■ Tâches à réaliser
A) Modifiez l'extrait sur la mise en scène de Frank Castorf en recopiant tout ce qui va de « En 2024, ce » jusqu'à « nord et ailleurs. ». Remplacez-y « populismes » par « extrémismes ».
B) Répondez aux questions suivantes d'après l'extrait sur la mise en scène de Frank Castorf :
(i) En quelle année Claus Peymann avait-il déjà mis en scène ce texte ?
(ii) Quelles peurs sont précisées entre parenthèses ?
(iii) Quelle exclamation certains membres du « cercle d'or » prononçaient-ils à l'entracte ?
C) Reprenez l'extrait sur la mise en scène de Frank Castorf là où il s'arrête et poursuivez-le.

En 2024, ce passé-là n’est pas révolu, mais dissimulé sous des braises qui ne demandent qu’à être ranimées même si tout cela prend un autre sens, bien au-delà des plaies spécifiquement autrichiennes.
Tout le débat d’aujourd’hui se cristallise autour de désarrois des populations, des tensions des peurs (du terrorisme, du retour de la guerre). Quand les peurs se réveillent, ce qu’on appelle les populismes poussent un peu partout à la porte, y compris de nouveau en Autriche pour les prochaines élections qui auront lieu cette année, y compris aux USA avec la prochaine élection présidentielle, et les totalitarismes s’affirment, en Russie, en Chine, en Corée du nord et ailleurs.
Si l’histoire reste, la mémoire s’efface et s’estompe avec la disparition des derniers survivants de la deuxième guerre mondiale et Frank Castorf n’aurait rien gagné à concentrer de nouveau la problématique de ce texte autour de la seule question autrichienne, ce que Claus Peymann avait brillamment déjà fait en 1988, dans une mise en scène dépouillée et d’une force poétique (et donc politique) inouïe (à l’instar du texte de Bernhard, lancinante poésie noire, lourde, poignante), même si le public de cette Première était rempli d’excellences de l’establishment politique local, marque d’un intérêt subit des excellences encravatées pour le théâtre de Castorf qui jusque-là n’avaient pas dû les remuer beaucoup. D’ailleurs, on entendait quelques dignes membres du « cercle d’or » à l’entracte commenter le spectacle en disant « Wahnsinn ! Wahnsinn » (quelle folie…) signe qu’ils n’avaient pas encore saisi le code du langage castorfien.

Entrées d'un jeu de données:
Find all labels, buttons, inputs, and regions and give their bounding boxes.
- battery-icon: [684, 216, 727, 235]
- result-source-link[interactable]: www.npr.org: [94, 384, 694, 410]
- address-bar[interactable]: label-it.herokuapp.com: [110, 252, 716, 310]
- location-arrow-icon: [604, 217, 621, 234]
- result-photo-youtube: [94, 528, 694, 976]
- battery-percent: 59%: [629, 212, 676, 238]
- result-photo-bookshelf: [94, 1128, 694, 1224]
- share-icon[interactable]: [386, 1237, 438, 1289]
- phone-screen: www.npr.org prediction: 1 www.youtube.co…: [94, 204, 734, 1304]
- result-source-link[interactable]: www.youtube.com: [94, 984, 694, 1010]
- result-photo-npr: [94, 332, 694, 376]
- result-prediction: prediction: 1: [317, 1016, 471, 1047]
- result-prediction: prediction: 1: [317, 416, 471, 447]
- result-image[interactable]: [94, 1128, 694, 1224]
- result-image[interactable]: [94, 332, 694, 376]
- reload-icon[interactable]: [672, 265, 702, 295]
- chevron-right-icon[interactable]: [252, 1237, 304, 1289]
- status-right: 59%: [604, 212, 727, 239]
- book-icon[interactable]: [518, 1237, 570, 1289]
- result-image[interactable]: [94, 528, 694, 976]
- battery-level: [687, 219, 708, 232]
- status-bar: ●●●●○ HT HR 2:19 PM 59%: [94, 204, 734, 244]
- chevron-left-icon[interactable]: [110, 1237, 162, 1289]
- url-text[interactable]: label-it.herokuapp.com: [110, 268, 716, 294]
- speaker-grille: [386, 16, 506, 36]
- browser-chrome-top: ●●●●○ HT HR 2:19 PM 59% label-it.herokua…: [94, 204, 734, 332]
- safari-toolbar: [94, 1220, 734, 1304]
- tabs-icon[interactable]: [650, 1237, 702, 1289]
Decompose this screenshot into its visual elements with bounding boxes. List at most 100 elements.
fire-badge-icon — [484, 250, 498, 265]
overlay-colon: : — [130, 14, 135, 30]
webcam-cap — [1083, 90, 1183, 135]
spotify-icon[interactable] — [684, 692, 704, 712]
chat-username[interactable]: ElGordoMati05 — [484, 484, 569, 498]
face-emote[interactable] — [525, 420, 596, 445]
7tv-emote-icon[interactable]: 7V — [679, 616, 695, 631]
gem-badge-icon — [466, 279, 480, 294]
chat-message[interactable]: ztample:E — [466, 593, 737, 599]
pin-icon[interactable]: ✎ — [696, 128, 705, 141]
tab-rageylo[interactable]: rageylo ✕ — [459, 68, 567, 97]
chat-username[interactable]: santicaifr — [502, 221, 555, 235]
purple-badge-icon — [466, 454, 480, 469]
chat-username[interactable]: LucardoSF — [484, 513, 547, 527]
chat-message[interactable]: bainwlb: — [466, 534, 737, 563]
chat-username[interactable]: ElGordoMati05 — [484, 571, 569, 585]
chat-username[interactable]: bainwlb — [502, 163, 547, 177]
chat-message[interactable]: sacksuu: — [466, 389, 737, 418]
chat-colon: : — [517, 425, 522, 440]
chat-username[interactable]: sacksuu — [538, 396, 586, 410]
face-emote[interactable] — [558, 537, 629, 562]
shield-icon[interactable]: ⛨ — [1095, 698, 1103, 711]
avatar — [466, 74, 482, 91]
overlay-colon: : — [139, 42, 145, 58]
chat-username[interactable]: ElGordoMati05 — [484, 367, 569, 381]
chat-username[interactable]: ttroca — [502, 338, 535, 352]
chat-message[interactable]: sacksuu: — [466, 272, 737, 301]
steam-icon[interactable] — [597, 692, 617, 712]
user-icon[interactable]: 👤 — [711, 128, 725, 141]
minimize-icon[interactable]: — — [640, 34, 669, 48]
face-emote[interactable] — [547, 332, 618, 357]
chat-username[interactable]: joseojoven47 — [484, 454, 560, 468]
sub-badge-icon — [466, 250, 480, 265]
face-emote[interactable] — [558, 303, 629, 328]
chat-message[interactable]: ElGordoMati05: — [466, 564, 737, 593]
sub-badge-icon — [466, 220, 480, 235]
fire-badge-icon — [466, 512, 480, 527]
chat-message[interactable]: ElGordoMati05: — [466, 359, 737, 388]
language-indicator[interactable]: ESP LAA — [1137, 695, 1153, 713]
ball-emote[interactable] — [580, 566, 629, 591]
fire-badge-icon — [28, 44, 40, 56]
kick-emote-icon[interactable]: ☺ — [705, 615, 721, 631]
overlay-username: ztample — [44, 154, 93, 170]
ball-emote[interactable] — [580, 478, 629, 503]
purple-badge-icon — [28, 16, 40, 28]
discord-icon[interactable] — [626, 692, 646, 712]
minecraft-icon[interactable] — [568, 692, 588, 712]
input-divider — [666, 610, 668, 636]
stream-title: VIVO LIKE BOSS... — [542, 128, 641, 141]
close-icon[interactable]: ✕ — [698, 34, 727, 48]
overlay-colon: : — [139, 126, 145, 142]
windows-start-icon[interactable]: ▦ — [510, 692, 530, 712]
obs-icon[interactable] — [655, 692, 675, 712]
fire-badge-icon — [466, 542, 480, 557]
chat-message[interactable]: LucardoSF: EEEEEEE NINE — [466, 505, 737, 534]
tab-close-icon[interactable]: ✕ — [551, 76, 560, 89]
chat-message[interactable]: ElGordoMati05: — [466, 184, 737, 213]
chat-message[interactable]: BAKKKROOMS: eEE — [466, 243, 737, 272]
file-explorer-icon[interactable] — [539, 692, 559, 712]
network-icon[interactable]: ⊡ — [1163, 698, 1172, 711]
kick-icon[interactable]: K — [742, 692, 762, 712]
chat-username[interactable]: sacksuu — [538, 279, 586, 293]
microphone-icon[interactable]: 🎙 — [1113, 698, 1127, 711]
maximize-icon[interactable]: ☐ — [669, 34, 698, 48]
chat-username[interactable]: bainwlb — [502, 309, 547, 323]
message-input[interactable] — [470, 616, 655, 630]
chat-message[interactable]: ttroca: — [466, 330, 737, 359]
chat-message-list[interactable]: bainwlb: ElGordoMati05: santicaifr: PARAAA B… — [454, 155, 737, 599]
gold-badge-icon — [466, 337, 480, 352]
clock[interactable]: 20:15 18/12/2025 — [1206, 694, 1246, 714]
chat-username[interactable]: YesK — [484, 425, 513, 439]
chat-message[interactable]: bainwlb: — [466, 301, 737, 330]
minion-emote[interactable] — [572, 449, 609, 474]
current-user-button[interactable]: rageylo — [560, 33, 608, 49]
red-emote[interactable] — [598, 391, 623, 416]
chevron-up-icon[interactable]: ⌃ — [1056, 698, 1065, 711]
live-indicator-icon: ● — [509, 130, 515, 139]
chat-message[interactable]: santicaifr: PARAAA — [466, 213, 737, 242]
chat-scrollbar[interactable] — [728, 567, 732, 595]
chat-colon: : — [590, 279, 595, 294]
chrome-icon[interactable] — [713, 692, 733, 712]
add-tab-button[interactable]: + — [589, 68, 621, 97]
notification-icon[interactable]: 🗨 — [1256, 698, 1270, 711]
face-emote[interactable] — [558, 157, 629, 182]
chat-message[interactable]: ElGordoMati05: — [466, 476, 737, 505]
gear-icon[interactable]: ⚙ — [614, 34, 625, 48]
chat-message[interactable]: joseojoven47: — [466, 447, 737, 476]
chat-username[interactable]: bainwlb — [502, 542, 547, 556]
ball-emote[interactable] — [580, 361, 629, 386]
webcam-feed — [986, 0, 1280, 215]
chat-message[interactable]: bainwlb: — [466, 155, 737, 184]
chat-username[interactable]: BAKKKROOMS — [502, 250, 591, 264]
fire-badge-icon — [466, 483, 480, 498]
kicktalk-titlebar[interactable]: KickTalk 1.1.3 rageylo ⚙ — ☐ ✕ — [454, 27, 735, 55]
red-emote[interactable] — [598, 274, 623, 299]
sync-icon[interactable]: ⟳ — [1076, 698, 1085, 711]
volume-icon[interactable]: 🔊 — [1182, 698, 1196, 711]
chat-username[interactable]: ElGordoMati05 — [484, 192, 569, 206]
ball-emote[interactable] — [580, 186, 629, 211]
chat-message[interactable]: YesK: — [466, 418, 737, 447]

■ Réponses par tâche
A)
En 2024, ce passé-là n’est pas révolu, mais dissimulé sous des braises qui ne demandent qu’à être ranimées même si tout cela prend un autre sens, bien au-delà des plaies spécifiquement autrichiennes.
Tout le débat d’aujourd’hui se cristallise autour de désarrois des populations, des tensions des peurs (du terrorisme, du retour de la guerre). Quand les peurs se réveillent, ce qu’on appelle les extrémismes poussent un peu partout à la porte, y compris de nouveau en Autriche pour les prochaines élections qui auront lieu cette année, y compris aux USA avec la prochaine élection présidentielle, et les totalitarismes s’affirment, en Russie, en Chine, en Corée du nord et ailleurs.

B)
(i) Claus Peymann l'avait mis en scène en 1988.
(ii) Ce sont la peur du terrorisme et celle du retour de la guerre.
(iii) Ils disaient « Wahnsinn ! Wahnsinn », c'est-à-dire « quelle folie… ».

C)
Aujourd’hui, la question des fascismes ou de ce que pour éviter les relents purulents on appelle pudiquement et d’une manière euphémique « populismes », se pose à un niveau plus large, très différencié et Frank Castorf illustre ici parfaitement ce que dans son article Sergio Morabito (voir le Blog du Wanderer) dit de la culture « La vraie culture fait ses preuves en remuant le couteau dans la plaie ».
Castorf va donc universaliser la problématique, à laquelle il n’est pas tout à fait étranger d’ailleurs. Il a grandi dans un pays, la RDA (la DDR) qui lui non plus n’a pas été dénazifié, comme l’a été sa sœur la République Fédérale, même si bien des criminels nazis y ont échappé au jugement, se fondant dans l’anonymat de la reconstruction, voire sauvés par les Etats-Unis y voyant d’excellent agents anti-communistes.
Mais en RDA, la présence du Communisme était censée être en soi une préservation du nazisme, et l’adhésion aux valeurs du communisme valait dénazification… On en connaît le résultat aujourd’hui, puisque c’est dans les Länder de l’ex RDA que fleurit essentiellement l’AFD .
Alors, Frank Castorf, analyste rigoureux de l’histoire et observateur impitoyable et sarcastique du monde superpose la question de la mémoire et de ses méandres, aux formes diverses que prend aujourd’hui le fascisme, qui se cache là où on ne l’attend pas, derrière la dictature des marques, derrière l’individualisme, derrière les errances des exilés, derrière les Mafias, derrière les icônes de notre mythologie moderne, derrière en quelque sorte, les insoupçonnables.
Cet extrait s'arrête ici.